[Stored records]

---*---

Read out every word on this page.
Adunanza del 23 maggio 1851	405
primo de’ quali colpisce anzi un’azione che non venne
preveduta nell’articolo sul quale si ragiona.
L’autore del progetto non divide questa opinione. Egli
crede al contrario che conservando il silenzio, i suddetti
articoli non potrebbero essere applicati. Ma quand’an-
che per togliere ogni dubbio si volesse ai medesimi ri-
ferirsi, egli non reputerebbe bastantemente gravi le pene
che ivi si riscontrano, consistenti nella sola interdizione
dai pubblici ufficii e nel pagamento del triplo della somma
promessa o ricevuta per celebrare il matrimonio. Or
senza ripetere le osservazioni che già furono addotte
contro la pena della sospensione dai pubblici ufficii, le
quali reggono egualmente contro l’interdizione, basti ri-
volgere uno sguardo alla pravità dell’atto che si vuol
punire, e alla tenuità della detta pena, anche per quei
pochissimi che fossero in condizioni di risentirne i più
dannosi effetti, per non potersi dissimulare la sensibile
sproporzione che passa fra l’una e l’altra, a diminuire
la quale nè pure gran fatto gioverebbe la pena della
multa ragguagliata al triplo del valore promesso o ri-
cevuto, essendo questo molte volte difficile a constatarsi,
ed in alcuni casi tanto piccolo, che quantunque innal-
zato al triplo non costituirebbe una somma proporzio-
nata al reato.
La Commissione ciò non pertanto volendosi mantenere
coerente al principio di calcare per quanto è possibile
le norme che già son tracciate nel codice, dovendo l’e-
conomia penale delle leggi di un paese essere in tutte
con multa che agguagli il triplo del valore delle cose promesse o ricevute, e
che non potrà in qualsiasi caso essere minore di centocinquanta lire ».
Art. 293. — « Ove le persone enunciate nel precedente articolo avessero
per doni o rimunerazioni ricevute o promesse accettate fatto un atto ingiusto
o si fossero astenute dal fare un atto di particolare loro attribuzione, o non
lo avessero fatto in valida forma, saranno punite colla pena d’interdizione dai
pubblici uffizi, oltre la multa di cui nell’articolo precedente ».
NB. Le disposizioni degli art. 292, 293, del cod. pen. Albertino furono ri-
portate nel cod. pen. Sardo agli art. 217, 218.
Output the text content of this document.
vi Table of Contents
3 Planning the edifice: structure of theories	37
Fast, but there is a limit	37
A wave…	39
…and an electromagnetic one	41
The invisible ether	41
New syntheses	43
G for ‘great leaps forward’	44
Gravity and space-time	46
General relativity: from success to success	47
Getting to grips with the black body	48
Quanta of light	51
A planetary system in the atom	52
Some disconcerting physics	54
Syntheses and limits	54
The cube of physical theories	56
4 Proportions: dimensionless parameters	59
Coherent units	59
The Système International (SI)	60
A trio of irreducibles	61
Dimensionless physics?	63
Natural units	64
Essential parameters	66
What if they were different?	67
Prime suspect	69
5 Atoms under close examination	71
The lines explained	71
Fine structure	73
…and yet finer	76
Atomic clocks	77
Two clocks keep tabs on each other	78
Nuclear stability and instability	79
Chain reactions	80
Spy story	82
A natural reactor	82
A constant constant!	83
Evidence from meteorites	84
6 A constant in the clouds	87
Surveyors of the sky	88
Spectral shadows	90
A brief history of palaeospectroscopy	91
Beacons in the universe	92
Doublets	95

---*---

■ **WRITTEN INSTRUCTION**: Set down all of the data above, word for word.

■ **TASK OUTPUT**:
Read out every word on this page.
Adunanza del 23 maggio 1851	405
primo de’ quali colpisce anzi un’azione che non venne
preveduta nell’articolo sul quale si ragiona.
L’autore del progetto non divide questa opinione. Egli
crede al contrario che conservando il silenzio, i suddetti
articoli non potrebbero essere applicati. Ma quand’an-
che per togliere ogni dubbio si volesse ai medesimi ri-
ferirsi, egli non reputerebbe bastantemente gravi le pene
che ivi si riscontrano, consistenti nella sola interdizione
dai pubblici ufficii e nel pagamento del triplo della somma
promessa o ricevuta per celebrare il matrimonio. Or
senza ripetere le osservazioni che già furono addotte
contro la pena della sospensione dai pubblici ufficii, le
quali reggono egualmente contro l’interdizione, basti ri-
volgere uno sguardo alla pravità dell’atto che si vuol
punire, e alla tenuità della detta pena, anche per quei
pochissimi che fossero in condizioni di risentirne i più
dannosi effetti, per non potersi dissimulare la sensibile
sproporzione che passa fra l’una e l’altra, a diminuire
la quale nè pure gran fatto gioverebbe la pena della
multa ragguagliata al triplo del valore promesso o ri-
cevuto, essendo questo molte volte difficile a constatarsi,
ed in alcuni casi tanto piccolo, che quantunque innal-
zato al triplo non costituirebbe una somma proporzio-
nata al reato.
La Commissione ciò non pertanto volendosi mantenere
coerente al principio di calcare per quanto è possibile
le norme che già son tracciate nel codice, dovendo l’e-
conomia penale delle leggi di un paese essere in tutte
con multa che agguagli il triplo del valore delle cose promesse o ricevute, e
che non potrà in qualsiasi caso essere minore di centocinquanta lire ».
Art. 293. — « Ove le persone enunciate nel precedente articolo avessero
per doni o rimunerazioni ricevute o promesse accettate fatto un atto ingiusto
o si fossero astenute dal fare un atto di particolare loro attribuzione, o non
lo avessero fatto in valida forma, saranno punite colla pena d’interdizione dai
pubblici uffizi, oltre la multa di cui nell’articolo precedente ».
NB. Le disposizioni degli art. 292, 293, del cod. pen. Albertino furono ri-
portate nel cod. pen. Sardo agli art. 217, 218.
Output the text content of this document.
vi Table of Contents
3 Planning the edifice: structure of theories	37
Fast, but there is a limit	37
A wave…	39
…and an electromagnetic one	41
The invisible ether	41
New syntheses	43
G for ‘great leaps forward’	44
Gravity and space-time	46
General relativity: from success to success	47
Getting to grips with the black body	48
Quanta of light	51
A planetary system in the atom	52
Some disconcerting physics	54
Syntheses and limits	54
The cube of physical theories	56
4 Proportions: dimensionless parameters	59
Coherent units	59
The Système International (SI)	60
A trio of irreducibles	61
Dimensionless physics?	63
Natural units	64
Essential parameters	66
What if they were different?	67
Prime suspect	69
5 Atoms under close examination	71
The lines explained	71
Fine structure	73
…and yet finer	76
Atomic clocks	77
Two clocks keep tabs on each other	78
Nuclear stability and instability	79
Chain reactions	80
Spy story	82
A natural reactor	82
A constant constant!	83
Evidence from meteorites	84
6 A constant in the clouds	87
Surveyors of the sky	88
Spectral shadows	90
A brief history of palaeospectroscopy	91
Beacons in the universe	92
Doublets	95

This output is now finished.